# Exercise prompt:
Print all entries precisely as they are written.

# Exercise material:
################
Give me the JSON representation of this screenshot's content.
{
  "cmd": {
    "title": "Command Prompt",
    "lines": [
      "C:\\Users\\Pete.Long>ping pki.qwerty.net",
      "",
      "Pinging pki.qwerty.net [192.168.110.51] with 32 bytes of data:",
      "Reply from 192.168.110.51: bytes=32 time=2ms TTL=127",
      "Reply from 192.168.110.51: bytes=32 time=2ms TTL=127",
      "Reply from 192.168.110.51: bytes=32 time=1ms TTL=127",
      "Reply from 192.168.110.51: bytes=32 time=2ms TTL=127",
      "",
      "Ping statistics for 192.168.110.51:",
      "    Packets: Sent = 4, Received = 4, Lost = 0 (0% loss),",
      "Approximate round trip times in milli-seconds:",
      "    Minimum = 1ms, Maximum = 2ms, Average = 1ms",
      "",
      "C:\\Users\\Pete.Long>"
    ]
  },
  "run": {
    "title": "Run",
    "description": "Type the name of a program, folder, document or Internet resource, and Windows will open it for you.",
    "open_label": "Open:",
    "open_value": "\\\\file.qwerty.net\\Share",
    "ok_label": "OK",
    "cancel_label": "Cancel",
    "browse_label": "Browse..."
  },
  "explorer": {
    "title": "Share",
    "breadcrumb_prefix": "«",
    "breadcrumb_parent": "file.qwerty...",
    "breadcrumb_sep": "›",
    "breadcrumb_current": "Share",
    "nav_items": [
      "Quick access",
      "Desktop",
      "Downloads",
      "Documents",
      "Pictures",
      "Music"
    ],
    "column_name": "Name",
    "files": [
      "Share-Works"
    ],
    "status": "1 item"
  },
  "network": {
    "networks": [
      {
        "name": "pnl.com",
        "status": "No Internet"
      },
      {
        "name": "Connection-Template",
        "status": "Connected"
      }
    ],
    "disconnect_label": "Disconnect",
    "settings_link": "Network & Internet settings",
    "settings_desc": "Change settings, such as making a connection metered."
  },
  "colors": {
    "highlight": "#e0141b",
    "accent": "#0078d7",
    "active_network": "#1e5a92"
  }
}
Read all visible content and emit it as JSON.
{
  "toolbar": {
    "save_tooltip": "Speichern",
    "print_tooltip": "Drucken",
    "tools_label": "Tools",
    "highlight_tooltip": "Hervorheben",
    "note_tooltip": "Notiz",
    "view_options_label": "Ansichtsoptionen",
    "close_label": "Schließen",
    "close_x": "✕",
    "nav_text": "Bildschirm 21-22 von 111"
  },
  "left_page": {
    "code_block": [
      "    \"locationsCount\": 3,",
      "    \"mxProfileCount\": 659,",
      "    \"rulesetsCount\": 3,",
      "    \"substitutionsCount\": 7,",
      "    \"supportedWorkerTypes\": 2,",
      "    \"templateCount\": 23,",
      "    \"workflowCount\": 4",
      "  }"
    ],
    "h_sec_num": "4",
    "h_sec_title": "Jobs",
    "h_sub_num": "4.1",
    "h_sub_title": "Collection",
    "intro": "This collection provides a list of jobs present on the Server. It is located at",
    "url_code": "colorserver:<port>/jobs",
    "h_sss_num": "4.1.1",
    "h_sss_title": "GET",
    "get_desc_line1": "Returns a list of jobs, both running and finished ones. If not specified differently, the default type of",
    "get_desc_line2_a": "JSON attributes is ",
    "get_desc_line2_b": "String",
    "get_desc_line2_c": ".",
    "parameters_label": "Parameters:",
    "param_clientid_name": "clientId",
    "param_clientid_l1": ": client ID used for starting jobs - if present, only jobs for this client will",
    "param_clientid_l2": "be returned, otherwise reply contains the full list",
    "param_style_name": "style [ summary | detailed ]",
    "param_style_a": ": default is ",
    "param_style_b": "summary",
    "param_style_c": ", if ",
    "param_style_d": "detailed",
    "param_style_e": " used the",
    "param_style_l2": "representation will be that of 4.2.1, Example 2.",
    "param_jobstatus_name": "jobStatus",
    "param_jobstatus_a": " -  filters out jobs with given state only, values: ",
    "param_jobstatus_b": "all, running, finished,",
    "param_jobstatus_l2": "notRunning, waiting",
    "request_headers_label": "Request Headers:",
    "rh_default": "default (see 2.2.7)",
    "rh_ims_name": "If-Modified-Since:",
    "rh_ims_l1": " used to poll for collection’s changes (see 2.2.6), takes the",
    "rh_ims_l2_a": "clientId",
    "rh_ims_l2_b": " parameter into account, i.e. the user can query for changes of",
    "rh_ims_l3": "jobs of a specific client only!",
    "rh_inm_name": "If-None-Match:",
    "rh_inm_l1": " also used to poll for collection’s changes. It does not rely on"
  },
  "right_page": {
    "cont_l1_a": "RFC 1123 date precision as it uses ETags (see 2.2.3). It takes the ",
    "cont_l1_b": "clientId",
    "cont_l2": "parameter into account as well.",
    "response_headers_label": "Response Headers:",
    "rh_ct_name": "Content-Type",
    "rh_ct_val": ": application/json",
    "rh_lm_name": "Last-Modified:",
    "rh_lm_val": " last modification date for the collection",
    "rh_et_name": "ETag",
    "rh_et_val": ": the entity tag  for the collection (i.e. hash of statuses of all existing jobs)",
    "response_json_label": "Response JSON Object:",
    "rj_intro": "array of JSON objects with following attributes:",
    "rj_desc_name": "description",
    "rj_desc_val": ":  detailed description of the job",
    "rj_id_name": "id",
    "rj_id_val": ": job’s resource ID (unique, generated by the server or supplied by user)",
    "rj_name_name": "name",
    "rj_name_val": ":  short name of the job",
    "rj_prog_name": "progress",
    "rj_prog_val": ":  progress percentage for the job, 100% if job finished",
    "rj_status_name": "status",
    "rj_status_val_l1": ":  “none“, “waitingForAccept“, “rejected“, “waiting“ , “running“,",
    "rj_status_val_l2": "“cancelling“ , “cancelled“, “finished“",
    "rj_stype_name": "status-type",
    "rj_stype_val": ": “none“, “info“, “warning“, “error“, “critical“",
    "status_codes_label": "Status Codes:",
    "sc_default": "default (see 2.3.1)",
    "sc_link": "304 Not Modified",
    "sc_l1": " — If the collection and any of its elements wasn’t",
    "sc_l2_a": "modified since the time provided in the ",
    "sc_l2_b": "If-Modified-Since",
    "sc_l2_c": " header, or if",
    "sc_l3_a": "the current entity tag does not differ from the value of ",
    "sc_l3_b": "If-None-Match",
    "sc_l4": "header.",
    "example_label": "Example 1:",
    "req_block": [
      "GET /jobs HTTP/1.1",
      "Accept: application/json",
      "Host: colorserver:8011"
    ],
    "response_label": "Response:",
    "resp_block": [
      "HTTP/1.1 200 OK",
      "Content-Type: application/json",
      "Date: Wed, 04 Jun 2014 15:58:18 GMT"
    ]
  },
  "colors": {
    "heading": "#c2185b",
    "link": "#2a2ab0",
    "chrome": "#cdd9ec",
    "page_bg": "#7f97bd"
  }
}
################
# Output of the exercise:
Give me the JSON representation of this screenshot's content.
{
  "cmd": {
    "title": "Command Prompt",
    "lines": [
      "C:\\Users\\Pete.Long>ping pki.qwerty.net",
      "",
      "Pinging pki.qwerty.net [192.168.110.51] with 32 bytes of data:",
      "Reply from 192.168.110.51: bytes=32 time=2ms TTL=127",
      "Reply from 192.168.110.51: bytes=32 time=2ms TTL=127",
      "Reply from 192.168.110.51: bytes=32 time=1ms TTL=127",
      "Reply from 192.168.110.51: bytes=32 time=2ms TTL=127",
      "",
      "Ping statistics for 192.168.110.51:",
      "    Packets: Sent = 4, Received = 4, Lost = 0 (0% loss),",
      "Approximate round trip times in milli-seconds:",
      "    Minimum = 1ms, Maximum = 2ms, Average = 1ms",
      "",
      "C:\\Users\\Pete.Long>"
    ]
  },
  "run": {
    "title": "Run",
    "description": "Type the name of a program, folder, document or Internet resource, and Windows will open it for you.",
    "open_label": "Open:",
    "open_value": "\\\\file.qwerty.net\\Share",
    "ok_label": "OK",
    "cancel_label": "Cancel",
    "browse_label": "Browse..."
  },
  "explorer": {
    "title": "Share",
    "breadcrumb_prefix": "«",
    "breadcrumb_parent": "file.qwerty...",
    "breadcrumb_sep": "›",
    "breadcrumb_current": "Share",
    "nav_items": [
      "Quick access",
      "Desktop",
      "Downloads",
      "Documents",
      "Pictures",
      "Music"
    ],
    "column_name": "Name",
    "files": [
      "Share-Works"
    ],
    "status": "1 item"
  },
  "network": {
    "networks": [
      {
        "name": "pnl.com",
        "status": "No Internet"
      },
      {
        "name": "Connection-Template",
        "status": "Connected"
      }
    ],
    "disconnect_label": "Disconnect",
    "settings_link": "Network & Internet settings",
    "settings_desc": "Change settings, such as making a connection metered."
  },
  "colors": {
    "highlight": "#e0141b",
    "accent": "#0078d7",
    "active_network": "#1e5a92"
  }
}
Read all visible content and emit it as JSON.
{
  "toolbar": {
    "save_tooltip": "Speichern",
    "print_tooltip": "Drucken",
    "tools_label": "Tools",
    "highlight_tooltip": "Hervorheben",
    "note_tooltip": "Notiz",
    "view_options_label": "Ansichtsoptionen",
    "close_label": "Schließen",
    "close_x": "✕",
    "nav_text": "Bildschirm 21-22 von 111"
  },
  "left_page": {
    "code_block": [
      "    \"locationsCount\": 3,",
      "    \"mxProfileCount\": 659,",
      "    \"rulesetsCount\": 3,",
      "    \"substitutionsCount\": 7,",
      "    \"supportedWorkerTypes\": 2,",
      "    \"templateCount\": 23,",
      "    \"workflowCount\": 4",
      "  }"
    ],
    "h_sec_num": "4",
    "h_sec_title": "Jobs",
    "h_sub_num": "4.1",
    "h_sub_title": "Collection",
    "intro": "This collection provides a list of jobs present on the Server. It is located at",
    "url_code": "colorserver:<port>/jobs",
    "h_sss_num": "4.1.1",
    "h_sss_title": "GET",
    "get_desc_line1": "Returns a list of jobs, both running and finished ones. If not specified differently, the default type of",
    "get_desc_line2_a": "JSON attributes is ",
    "get_desc_line2_b": "String",
    "get_desc_line2_c": ".",
    "parameters_label": "Parameters:",
    "param_clientid_name": "clientId",
    "param_clientid_l1": ": client ID used for starting jobs - if present, only jobs for this client will",
    "param_clientid_l2": "be returned, otherwise reply contains the full list",
    "param_style_name": "style [ summary | detailed ]",
    "param_style_a": ": default is ",
    "param_style_b": "summary",
    "param_style_c": ", if ",
    "param_style_d": "detailed",
    "param_style_e": " used the",
    "param_style_l2": "representation will be that of 4.2.1, Example 2.",
    "param_jobstatus_name": "jobStatus",
    "param_jobstatus_a": " -  filters out jobs with given state only, values: ",
    "param_jobstatus_b": "all, running, finished,",
    "param_jobstatus_l2": "notRunning, waiting",
    "request_headers_label": "Request Headers:",
    "rh_default": "default (see 2.2.7)",
    "rh_ims_name": "If-Modified-Since:",
    "rh_ims_l1": " used to poll for collection’s changes (see 2.2.6), takes the",
    "rh_ims_l2_a": "clientId",
    "rh_ims_l2_b": " parameter into account, i.e. the user can query for changes of",
    "rh_ims_l3": "jobs of a specific client only!",
    "rh_inm_name": "If-None-Match:",
    "rh_inm_l1": " also used to poll for collection’s changes. It does not rely on"
  },
  "right_page": {
    "cont_l1_a": "RFC 1123 date precision as it uses ETags (see 2.2.3). It takes the ",
    "cont_l1_b": "clientId",
    "cont_l2": "parameter into account as well.",
    "response_headers_label": "Response Headers:",
    "rh_ct_name": "Content-Type",
    "rh_ct_val": ": application/json",
    "rh_lm_name": "Last-Modified:",
    "rh_lm_val": " last modification date for the collection",
    "rh_et_name": "ETag",
    "rh_et_val": ": the entity tag  for the collection (i.e. hash of statuses of all existing jobs)",
    "response_json_label": "Response JSON Object:",
    "rj_intro": "array of JSON objects with following attributes:",
    "rj_desc_name": "description",
    "rj_desc_val": ":  detailed description of the job",
    "rj_id_name": "id",
    "rj_id_val": ": job’s resource ID (unique, generated by the server or supplied by user)",
    "rj_name_name": "name",
    "rj_name_val": ":  short name of the job",
    "rj_prog_name": "progress",
    "rj_prog_val": ":  progress percentage for the job, 100% if job finished",
    "rj_status_name": "status",
    "rj_status_val_l1": ":  “none“, “waitingForAccept“, “rejected“, “waiting“ , “running“,",
    "rj_status_val_l2": "“cancelling“ , “cancelled“, “finished“",
    "rj_stype_name": "status-type",
    "rj_stype_val": ": “none“, “info“, “warning“, “error“, “critical“",
    "status_codes_label": "Status Codes:",
    "sc_default": "default (see 2.3.1)",
    "sc_link": "304 Not Modified",
    "sc_l1": " — If the collection and any of its elements wasn’t",
    "sc_l2_a": "modified since the time provided in the ",
    "sc_l2_b": "If-Modified-Since",
    "sc_l2_c": " header, or if",
    "sc_l3_a": "the current entity tag does not differ from the value of ",
    "sc_l3_b": "If-None-Match",
    "sc_l4": "header.",
    "example_label": "Example 1:",
    "req_block": [
      "GET /jobs HTTP/1.1",
      "Accept: application/json",
      "Host: colorserver:8011"
    ],
    "response_label": "Response:",
    "resp_block": [
      "HTTP/1.1 200 OK",
      "Content-Type: application/json",
      "Date: Wed, 04 Jun 2014 15:58:18 GMT"
    ]
  },
  "colors": {
    "heading": "#c2185b",
    "link": "#2a2ab0",
    "chrome": "#cdd9ec",
    "page_bg": "#7f97bd"
  }
}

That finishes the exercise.